**WHAT YOU HAVE TO DO**
Copy out the entries exactly, from the first line to the last.

(Dataset entries)
━━━━

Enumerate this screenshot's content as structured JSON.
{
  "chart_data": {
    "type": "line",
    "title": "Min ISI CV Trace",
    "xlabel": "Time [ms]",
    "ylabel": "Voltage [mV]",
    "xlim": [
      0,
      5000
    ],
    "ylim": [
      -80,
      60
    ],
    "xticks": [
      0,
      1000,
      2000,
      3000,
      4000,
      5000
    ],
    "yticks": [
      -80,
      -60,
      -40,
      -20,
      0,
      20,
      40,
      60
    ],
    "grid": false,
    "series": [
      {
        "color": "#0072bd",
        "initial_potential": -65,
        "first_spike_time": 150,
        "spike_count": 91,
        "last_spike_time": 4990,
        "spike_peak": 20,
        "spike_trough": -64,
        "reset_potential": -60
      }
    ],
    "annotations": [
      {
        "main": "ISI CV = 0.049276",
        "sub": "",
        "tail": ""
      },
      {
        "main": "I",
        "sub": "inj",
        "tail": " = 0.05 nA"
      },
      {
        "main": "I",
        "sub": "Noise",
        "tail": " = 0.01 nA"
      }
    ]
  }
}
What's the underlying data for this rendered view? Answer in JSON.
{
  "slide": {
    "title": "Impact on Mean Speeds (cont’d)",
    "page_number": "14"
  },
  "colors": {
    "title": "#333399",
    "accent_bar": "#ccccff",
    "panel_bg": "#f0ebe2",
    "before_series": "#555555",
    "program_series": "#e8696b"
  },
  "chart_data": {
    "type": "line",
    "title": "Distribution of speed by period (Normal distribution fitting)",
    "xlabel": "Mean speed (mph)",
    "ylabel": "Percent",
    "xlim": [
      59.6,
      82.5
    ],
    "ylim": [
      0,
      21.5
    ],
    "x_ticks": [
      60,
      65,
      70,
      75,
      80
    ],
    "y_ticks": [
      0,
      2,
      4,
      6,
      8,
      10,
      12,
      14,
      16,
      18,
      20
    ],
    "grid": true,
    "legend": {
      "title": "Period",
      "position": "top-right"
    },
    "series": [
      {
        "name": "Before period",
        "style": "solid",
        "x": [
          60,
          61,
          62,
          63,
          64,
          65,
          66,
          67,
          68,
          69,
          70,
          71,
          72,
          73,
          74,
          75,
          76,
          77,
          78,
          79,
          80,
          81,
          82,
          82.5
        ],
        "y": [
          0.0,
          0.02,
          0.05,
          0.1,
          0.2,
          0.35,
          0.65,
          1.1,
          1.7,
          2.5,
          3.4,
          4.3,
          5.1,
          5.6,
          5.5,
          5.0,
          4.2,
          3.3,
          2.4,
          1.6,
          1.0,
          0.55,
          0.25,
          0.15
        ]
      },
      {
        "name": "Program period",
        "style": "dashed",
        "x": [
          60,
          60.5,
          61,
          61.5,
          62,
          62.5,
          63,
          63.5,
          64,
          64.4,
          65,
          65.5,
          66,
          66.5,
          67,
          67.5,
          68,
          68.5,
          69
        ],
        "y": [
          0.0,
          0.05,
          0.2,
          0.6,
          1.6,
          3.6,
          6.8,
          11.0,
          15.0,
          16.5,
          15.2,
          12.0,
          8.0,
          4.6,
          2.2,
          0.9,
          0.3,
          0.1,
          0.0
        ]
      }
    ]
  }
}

━━━━

**WRITTEN SOLUTION**
Enumerate this screenshot's content as structured JSON.
{
  "chart_data": {
    "type": "line",
    "title": "Min ISI CV Trace",
    "xlabel": "Time [ms]",
    "ylabel": "Voltage [mV]",
    "xlim": [
      0,
      5000
    ],
    "ylim": [
      -80,
      60
    ],
    "xticks": [
      0,
      1000,
      2000,
      3000,
      4000,
      5000
    ],
    "yticks": [
      -80,
      -60,
      -40,
      -20,
      0,
      20,
      40,
      60
    ],
    "grid": false,
    "series": [
      {
        "color": "#0072bd",
        "initial_potential": -65,
        "first_spike_time": 150,
        "spike_count": 91,
        "last_spike_time": 4990,
        "spike_peak": 20,
        "spike_trough": -64,
        "reset_potential": -60
      }
    ],
    "annotations": [
      {
        "main": "ISI CV = 0.049276",
        "sub": "",
        "tail": ""
      },
      {
        "main": "I",
        "sub": "inj",
        "tail": " = 0.05 nA"
      },
      {
        "main": "I",
        "sub": "Noise",
        "tail": " = 0.01 nA"
      }
    ]
  }
}
What's the underlying data for this rendered view? Answer in JSON.
{
  "slide": {
    "title": "Impact on Mean Speeds (cont’d)",
    "page_number": "14"
  },
  "colors": {
    "title": "#333399",
    "accent_bar": "#ccccff",
    "panel_bg": "#f0ebe2",
    "before_series": "#555555",
    "program_series": "#e8696b"
  },
  "chart_data": {
    "type": "line",
    "title": "Distribution of speed by period (Normal distribution fitting)",
    "xlabel": "Mean speed (mph)",
    "ylabel": "Percent",
    "xlim": [
      59.6,
      82.5
    ],
    "ylim": [
      0,
      21.5
    ],
    "x_ticks": [
      60,
      65,
      70,
      75,
      80
    ],
    "y_ticks": [
      0,
      2,
      4,
      6,
      8,
      10,
      12,
      14,
      16,
      18,
      20
    ],
    "grid": true,
    "legend": {
      "title": "Period",
      "position": "top-right"
    },
    "series": [
      {
        "name": "Before period",
        "style": "solid",
        "x": [
          60,
          61,
          62,
          63,
          64,
          65,
          66,
          67,
          68,
          69,
          70,
          71,
          72,
          73,
          74,
          75,
          76,
          77,
          78,
          79,
          80,
          81,
          82,
          82.5
        ],
        "y": [
          0.0,
          0.02,
          0.05,
          0.1,
          0.2,
          0.35,
          0.65,
          1.1,
          1.7,
          2.5,
          3.4,
          4.3,
          5.1,
          5.6,
          5.5,
          5.0,
          4.2,
          3.3,
          2.4,
          1.6,
          1.0,
          0.55,
          0.25,
          0.15
        ]
      },
      {
        "name": "Program period",
        "style": "dashed",
        "x": [
          60,
          60.5,
          61,
          61.5,
          62,
          62.5,
          63,
          63.5,
          64,
          64.4,
          65,
          65.5,
          66,
          66.5,
          67,
          67.5,
          68,
          68.5,
          69
        ],
        "y": [
          0.0,
          0.05,
          0.2,
          0.6,
          1.6,
          3.6,
          6.8,
          11.0,
          15.0,
          16.5,
          15.2,
          12.0,
          8.0,
          4.6,
          2.2,
          0.9,
          0.3,
          0.1,
          0.0
        ]
      }
    ]
  }
}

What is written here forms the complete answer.